Start of Extracted text

Musical Diversions 1

by Luke Muehlhauser on May 29, 2010 in Music

Okay, so this is tooooooootally off-topic, but it’s my blog and I’ll do what I please. If Richard Carrier gets to blog about music, then so do I.

Years ago, I embarked on a quest to listen to every genre of music I could find – from Mozambique folk music to Argentine experimental university music to British avant-jazz to… everything. I then made a list of the Best Rock Albums Ever. These days I don’t listen to much music anymore, but here are a few of my recent first-time listens…

Janelle Monae’s ArchAndroid is as ambitious as pop albums come, effortlessly flowing between catchy riffs on rap, funk, hip-hop, 60′s kitsch, psych rock, dream pop, disco, new wave, 70′s tape experiments, soul, folk, cabaret, neoclassical symphonic overtures, and more. The synthesis achieved is almost invisible, which is to say: perfect. Monae is perfectly at home singing in each genre. You might say she’s “showing off” but, well, isn’t that why we go to see the best of the best perform, rather than the mediocre? ArchAndroid: best mainstream pop album of the past 10 years? Possibly. Oh, and she’s my age. Fuck me.

David Lang’s Child is a 5-movement suite (commissioned separately, but envisioned as a whole, and collected on one disc) drawing on his usual influences: minimalism and rock music. “Sweet Air” is my favorite movement, while “Stick Figure” is a throwaway. The piece is more subdued and less rockin’ than my favorite works in this genre, for example Michael Gordon’s Weather and the pieces collected in Bang on a Can’s Renegade Heaven. I have yet to hear the 2008 piece for which Lang won the Pulitzer Prize in music, his Little Match Girl Passion.

End of Extracted text
Start of Records supplied

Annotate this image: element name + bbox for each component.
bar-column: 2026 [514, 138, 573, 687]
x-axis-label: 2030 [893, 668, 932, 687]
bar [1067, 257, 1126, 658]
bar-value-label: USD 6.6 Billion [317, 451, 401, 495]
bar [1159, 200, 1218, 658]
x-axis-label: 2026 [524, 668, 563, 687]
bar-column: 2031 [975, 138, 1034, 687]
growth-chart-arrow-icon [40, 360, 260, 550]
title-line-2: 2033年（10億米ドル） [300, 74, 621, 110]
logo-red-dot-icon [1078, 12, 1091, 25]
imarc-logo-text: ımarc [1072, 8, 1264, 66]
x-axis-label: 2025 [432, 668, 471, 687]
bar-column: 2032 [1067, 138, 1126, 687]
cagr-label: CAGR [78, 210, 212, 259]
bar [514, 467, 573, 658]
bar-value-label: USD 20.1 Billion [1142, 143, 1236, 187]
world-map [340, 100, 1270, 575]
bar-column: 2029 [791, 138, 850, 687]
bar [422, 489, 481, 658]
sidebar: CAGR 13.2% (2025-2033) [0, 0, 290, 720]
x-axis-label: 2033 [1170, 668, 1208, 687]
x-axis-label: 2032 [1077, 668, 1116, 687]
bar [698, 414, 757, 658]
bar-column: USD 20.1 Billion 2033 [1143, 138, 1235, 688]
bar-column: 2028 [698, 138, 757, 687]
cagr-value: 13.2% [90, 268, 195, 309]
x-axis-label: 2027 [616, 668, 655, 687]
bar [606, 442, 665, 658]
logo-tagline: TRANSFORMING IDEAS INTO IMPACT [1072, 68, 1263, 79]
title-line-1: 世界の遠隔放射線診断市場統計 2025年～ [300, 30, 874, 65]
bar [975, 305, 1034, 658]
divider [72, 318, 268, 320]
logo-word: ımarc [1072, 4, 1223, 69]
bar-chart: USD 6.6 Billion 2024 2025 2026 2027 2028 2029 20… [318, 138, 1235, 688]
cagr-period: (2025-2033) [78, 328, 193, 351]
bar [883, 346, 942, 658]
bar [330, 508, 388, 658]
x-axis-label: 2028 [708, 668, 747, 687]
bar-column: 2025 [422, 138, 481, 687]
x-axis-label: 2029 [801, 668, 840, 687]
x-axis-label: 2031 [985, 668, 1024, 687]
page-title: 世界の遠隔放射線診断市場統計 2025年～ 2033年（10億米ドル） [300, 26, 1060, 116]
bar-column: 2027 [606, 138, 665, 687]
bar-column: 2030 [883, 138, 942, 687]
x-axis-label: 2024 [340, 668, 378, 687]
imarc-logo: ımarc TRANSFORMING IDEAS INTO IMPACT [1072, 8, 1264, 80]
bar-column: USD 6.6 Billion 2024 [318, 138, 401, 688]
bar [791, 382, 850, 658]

End of Records supplied

◆ **What you will do**: According to the music blog post, which movement of David Lang's Child is the favorite? The rows have no connection to the music blog post.

◆ **Result for this exercise**: "Sweet Air"